┏━━

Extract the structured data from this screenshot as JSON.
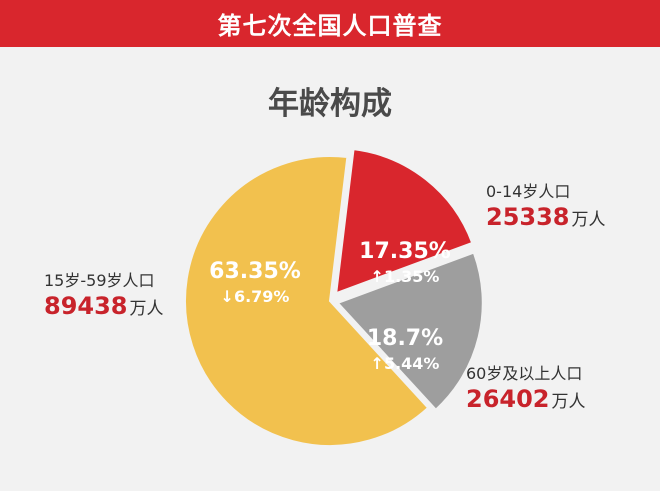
{
  "banner": {
    "title": "第七次全国人口普查"
  },
  "chart_data": {
    "type": "pie",
    "title": "年龄构成",
    "slices": [
      {
        "key": "age_0_14",
        "label": "0-14岁人口",
        "population": 25338,
        "unit": "万人",
        "percent": 17.35,
        "percent_text": "17.35%",
        "change": 1.35,
        "change_text": "↑1.35%",
        "color": "#d9262d"
      },
      {
        "key": "age_60_plus",
        "label": "60岁及以上人口",
        "population": 26402,
        "unit": "万人",
        "percent": 18.7,
        "percent_text": "18.7%",
        "change": 5.44,
        "change_text": "↑5.44%",
        "color": "#9e9e9e"
      },
      {
        "key": "age_15_59",
        "label": "15岁-59岁人口",
        "population": 89438,
        "unit": "万人",
        "percent": 63.35,
        "percent_text": "63.35%",
        "change": -6.79,
        "change_text": "↓6.79%",
        "color": "#f2c14e"
      }
    ]
  }
}
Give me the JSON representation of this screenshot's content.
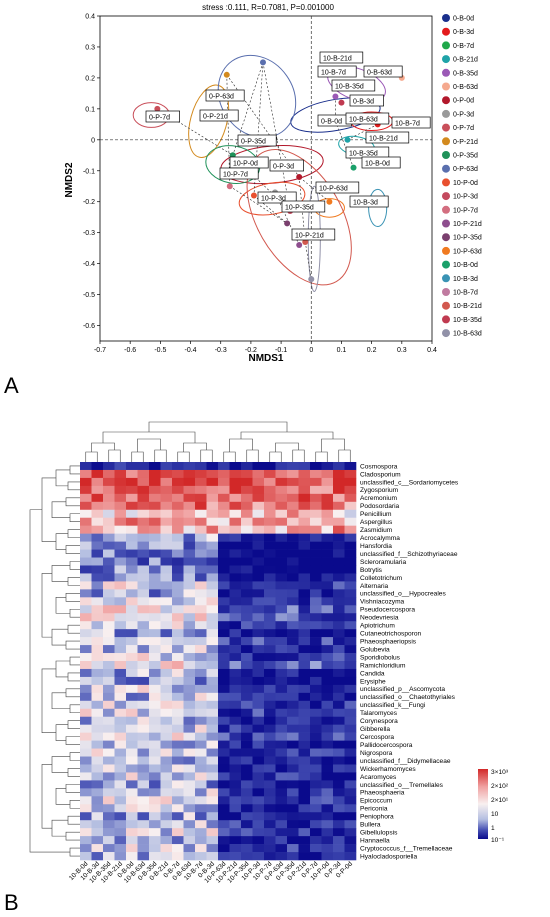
{
  "panel_labels": [
    "A",
    "B"
  ],
  "colors": {
    "0-B-0d": "#1a2f8c",
    "0-B-3d": "#e31a1c",
    "0-B-7d": "#20a84a",
    "0-B-21d": "#1fa3a8",
    "0-B-35d": "#9b59b6",
    "0-B-63d": "#f5a98e",
    "0-P-0d": "#b2182b",
    "0-P-3d": "#9a9a9a",
    "0-P-7d": "#c94f5a",
    "0-P-21d": "#d38a1e",
    "0-P-35d": "#20925a",
    "0-P-63d": "#5a6fae",
    "10-P-0d": "#e8502f",
    "10-P-3d": "#c44a5e",
    "10-P-7d": "#d36e80",
    "10-P-21d": "#8e4e8e",
    "10-P-35d": "#7a3f6e",
    "10-P-63d": "#f07a20",
    "10-B-0d": "#1aa06a",
    "10-B-3d": "#3a93b4",
    "10-B-7d": "#c07aa0",
    "10-B-21d": "#d2584e",
    "10-B-35d": "#c03a50",
    "10-B-63d": "#9191a8"
  },
  "chart_data": [
    {
      "type": "scatter",
      "title": "stress :0.111, R=0.7081, P=0.001000",
      "xlabel": "NMDS1",
      "ylabel": "NMDS2",
      "xlim": [
        -0.7,
        0.4
      ],
      "ylim": [
        -0.65,
        0.4
      ],
      "xticks": [
        "-0.7",
        "-0.6",
        "-0.5",
        "-0.4",
        "-0.3",
        "-0.2",
        "-0.1",
        "0",
        "0.1",
        "0.2",
        "0.3",
        "0.4"
      ],
      "yticks": [
        "0.4",
        "0.3",
        "0.2",
        "0.1",
        "0",
        "-0.1",
        "-0.2",
        "-0.3",
        "-0.4",
        "-0.5",
        "-0.6"
      ],
      "legend_position": "right",
      "series": [
        {
          "name": "0-B-0d",
          "x": 0.08,
          "y": 0.06,
          "ellipse": [
            0.08,
            0.08,
            0.15,
            0.05,
            -10
          ]
        },
        {
          "name": "0-B-3d",
          "x": 0.22,
          "y": 0.05,
          "ellipse": [
            0.2,
            0.06,
            0.07,
            0.03,
            0
          ]
        },
        {
          "name": "0-B-7d",
          "x": 0.12,
          "y": 0.22,
          "ellipse": null
        },
        {
          "name": "0-B-21d",
          "x": 0.12,
          "y": 0.0,
          "ellipse": [
            0.15,
            -0.02,
            0.06,
            0.03,
            10
          ]
        },
        {
          "name": "0-B-35d",
          "x": 0.08,
          "y": 0.14,
          "ellipse": [
            0.15,
            0.18,
            0.1,
            0.05,
            20
          ]
        },
        {
          "name": "0-B-63d",
          "x": 0.3,
          "y": 0.2,
          "ellipse": null
        },
        {
          "name": "0-P-0d",
          "x": -0.04,
          "y": -0.12,
          "ellipse": [
            -0.13,
            -0.08,
            0.17,
            0.06,
            -5
          ]
        },
        {
          "name": "0-P-3d",
          "x": -0.12,
          "y": -0.17,
          "ellipse": null
        },
        {
          "name": "0-P-7d",
          "x": -0.51,
          "y": 0.1,
          "ellipse": [
            -0.53,
            0.08,
            0.06,
            0.04,
            0
          ]
        },
        {
          "name": "0-P-21d",
          "x": -0.28,
          "y": 0.21,
          "ellipse": [
            -0.34,
            0.06,
            0.06,
            0.12,
            15
          ]
        },
        {
          "name": "0-P-35d",
          "x": -0.26,
          "y": -0.05,
          "ellipse": [
            -0.26,
            -0.08,
            0.09,
            0.06,
            10
          ]
        },
        {
          "name": "0-P-63d",
          "x": -0.16,
          "y": 0.25,
          "ellipse": [
            -0.18,
            0.14,
            0.12,
            0.14,
            -35
          ]
        },
        {
          "name": "10-P-0d",
          "x": -0.19,
          "y": -0.18,
          "ellipse": [
            -0.13,
            -0.19,
            0.11,
            0.05,
            -10
          ]
        },
        {
          "name": "10-P-3d",
          "x": -0.07,
          "y": -0.23,
          "ellipse": null
        },
        {
          "name": "10-P-7d",
          "x": -0.27,
          "y": -0.15,
          "ellipse": null
        },
        {
          "name": "10-P-21d",
          "x": -0.04,
          "y": -0.34,
          "ellipse": null
        },
        {
          "name": "10-P-35d",
          "x": -0.08,
          "y": -0.27,
          "ellipse": null
        },
        {
          "name": "10-P-63d",
          "x": 0.06,
          "y": -0.2,
          "ellipse": [
            0.06,
            -0.22,
            0.05,
            0.03,
            0
          ]
        },
        {
          "name": "10-B-0d",
          "x": 0.14,
          "y": -0.09,
          "ellipse": null
        },
        {
          "name": "10-B-3d",
          "x": 0.23,
          "y": -0.2,
          "ellipse": [
            0.22,
            -0.22,
            0.03,
            0.06,
            0
          ]
        },
        {
          "name": "10-B-7d",
          "x": 0.25,
          "y": 0.06,
          "ellipse": null
        },
        {
          "name": "10-B-21d",
          "x": -0.02,
          "y": -0.33,
          "ellipse": [
            -0.04,
            -0.25,
            0.14,
            0.24,
            -30
          ]
        },
        {
          "name": "10-B-35d",
          "x": 0.1,
          "y": 0.12,
          "ellipse": null
        },
        {
          "name": "10-B-63d",
          "x": 0.0,
          "y": -0.45,
          "ellipse": [
            0.01,
            -0.32,
            0.02,
            0.17,
            0
          ]
        }
      ],
      "point_labels": [
        {
          "text": "10-B-21d",
          "series": "10-B-21d"
        },
        {
          "text": "10-B-7d",
          "series": "10-B-7d"
        },
        {
          "text": "0-B-63d",
          "series": "0-B-63d"
        },
        {
          "text": "10-B-35d",
          "series": "10-B-35d"
        },
        {
          "text": "0-P-63d",
          "series": "0-P-63d"
        },
        {
          "text": "0-B-3d",
          "series": "0-B-3d"
        },
        {
          "text": "0-P-7d",
          "series": "0-P-7d"
        },
        {
          "text": "0-P-21d",
          "series": "0-P-21d"
        },
        {
          "text": "0-B-0d",
          "series": "0-B-0d"
        },
        {
          "text": "10-B-63d",
          "series": "10-B-63d"
        },
        {
          "text": "10-B-7d",
          "series": "10-B-7d"
        },
        {
          "text": "10-B-21d",
          "series": "10-B-21d"
        },
        {
          "text": "0-P-35d",
          "series": "0-P-35d"
        },
        {
          "text": "10-B-35d",
          "series": "10-B-35d"
        },
        {
          "text": "10-B-0d",
          "series": "10-B-0d"
        },
        {
          "text": "10-P-0d",
          "series": "10-P-0d"
        },
        {
          "text": "0-P-3d",
          "series": "0-P-3d"
        },
        {
          "text": "10-P-7d",
          "series": "10-P-7d"
        },
        {
          "text": "10-P-63d",
          "series": "10-P-63d"
        },
        {
          "text": "10-P-3d",
          "series": "10-P-3d"
        },
        {
          "text": "10-P-35d",
          "series": "10-P-35d"
        },
        {
          "text": "10-B-3d",
          "series": "10-B-3d"
        },
        {
          "text": "10-P-21d",
          "series": "10-P-21d"
        }
      ]
    },
    {
      "type": "heatmap",
      "samples": [
        "10-B-0d",
        "10-B-3d",
        "10-B-35d",
        "10-B-21d",
        "0-B-0d",
        "10-B-63d",
        "0-B-35d",
        "0-B-21d",
        "0-B-7d",
        "0-B-63d",
        "10-B-7d",
        "0-B-3d",
        "10-P-63d",
        "10-P-21d",
        "10-P-35d",
        "10-P-3d",
        "10-P-7d",
        "0-P-63d",
        "0-P-35d",
        "0-P-21d",
        "0-P-7d",
        "10-P-0d",
        "0-P-3d",
        "0-P-0d"
      ],
      "genera": [
        "Cosmospora",
        "Cladosporium",
        "unclassified_c__Sordariomycetes",
        "Zygosporium",
        "Acremonium",
        "Podosordaria",
        "Penicillium",
        "Aspergillus",
        "Zasmidium",
        "Acrocalymma",
        "Hansfordia",
        "unclassified_f__Schizothyriaceae",
        "Scleroramularia",
        "Botrytis",
        "Colletotrichum",
        "Alternaria",
        "unclassified_o__Hypocreales",
        "Vishniacozyma",
        "Pseudocercospora",
        "Neodevriesia",
        "Apiotrichum",
        "Cutaneotrichosporon",
        "Phaeosphaeriopsis",
        "Golubevia",
        "Sporidiobolus",
        "Ramichloridium",
        "Candida",
        "Erysiphe",
        "unclassified_p__Ascomycota",
        "unclassified_o__Chaetothyriales",
        "unclassified_k__Fungi",
        "Talaromyces",
        "Corynespora",
        "Gibberella",
        "Cercospora",
        "Pallidocercospora",
        "Nigrospora",
        "unclassified_f__Didymellaceae",
        "Wickerhamomyces",
        "Acaromyces",
        "unclassified_o__Tremellales",
        "Phaeosphaeria",
        "Epicoccum",
        "Periconia",
        "Peniophora",
        "Bullera",
        "Gibellulopsis",
        "Hannaella",
        "Cryptococcus_f__Tremellaceae",
        "Hyalocladosporiella"
      ],
      "row_means": [
        0.3,
        3.4,
        3.6,
        3.35,
        3.3,
        3.1,
        2.5,
        2.7,
        2.8,
        1.0,
        0.6,
        0.5,
        0.5,
        0.6,
        0.7,
        1.3,
        0.9,
        1.2,
        1.6,
        1.5,
        1.2,
        1.0,
        1.4,
        1.2,
        1.4,
        1.6,
        1.0,
        0.7,
        1.3,
        1.1,
        1.2,
        1.3,
        1.1,
        1.2,
        1.4,
        1.1,
        1.2,
        1.0,
        1.0,
        1.2,
        1.0,
        1.2,
        1.3,
        1.2,
        1.0,
        1.2,
        1.2,
        1.0,
        1.2,
        1.1
      ],
      "legend": {
        "labels": [
          "3×10³",
          "2×10²",
          "2×10¹",
          "10",
          "1",
          "10⁻¹"
        ],
        "scale": "log"
      }
    }
  ]
}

┗━━

§ Problem: Gather up, from the records above, each line where the word "this" appears.

§ Result:
Extract the structured data from this screenshot as JSON.
Give me the JSON representation of this screenshot's content.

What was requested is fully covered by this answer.